* **Items**:
:::

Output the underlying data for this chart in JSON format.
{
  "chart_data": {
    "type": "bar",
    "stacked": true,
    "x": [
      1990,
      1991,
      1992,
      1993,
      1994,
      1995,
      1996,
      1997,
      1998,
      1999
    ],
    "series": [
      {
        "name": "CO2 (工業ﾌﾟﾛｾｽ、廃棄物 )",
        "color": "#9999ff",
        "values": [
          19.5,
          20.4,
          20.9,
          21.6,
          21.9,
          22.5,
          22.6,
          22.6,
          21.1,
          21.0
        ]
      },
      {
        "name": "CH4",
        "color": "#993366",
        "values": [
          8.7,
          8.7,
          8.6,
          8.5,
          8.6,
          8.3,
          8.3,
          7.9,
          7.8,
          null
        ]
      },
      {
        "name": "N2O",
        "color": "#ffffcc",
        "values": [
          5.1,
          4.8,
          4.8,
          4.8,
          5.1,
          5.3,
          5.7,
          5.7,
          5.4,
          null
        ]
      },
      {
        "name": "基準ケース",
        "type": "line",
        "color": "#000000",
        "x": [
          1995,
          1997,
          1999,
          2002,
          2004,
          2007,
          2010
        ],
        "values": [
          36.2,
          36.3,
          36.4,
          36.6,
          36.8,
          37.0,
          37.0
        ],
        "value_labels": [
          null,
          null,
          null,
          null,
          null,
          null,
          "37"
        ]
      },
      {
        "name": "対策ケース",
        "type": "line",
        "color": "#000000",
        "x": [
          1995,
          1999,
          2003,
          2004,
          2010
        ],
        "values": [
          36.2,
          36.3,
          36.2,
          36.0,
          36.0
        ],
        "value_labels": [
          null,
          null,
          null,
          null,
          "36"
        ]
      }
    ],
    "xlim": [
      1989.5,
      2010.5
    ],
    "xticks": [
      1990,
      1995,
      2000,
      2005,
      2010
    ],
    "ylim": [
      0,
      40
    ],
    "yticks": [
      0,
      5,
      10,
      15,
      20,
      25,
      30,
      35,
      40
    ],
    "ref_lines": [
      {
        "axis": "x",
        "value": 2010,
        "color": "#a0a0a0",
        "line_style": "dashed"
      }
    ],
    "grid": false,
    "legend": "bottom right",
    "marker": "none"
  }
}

:::

* **Problem**: Search the lines for the string "name" and copy every line that has it.

* **Correct answer**:
        "name": "CO2 (工業ﾌﾟﾛｾｽ、廃棄物 )",
        "name": "CH4",
        "name": "N2O",
        "name": "基準ケース",
        "name": "対策ケース",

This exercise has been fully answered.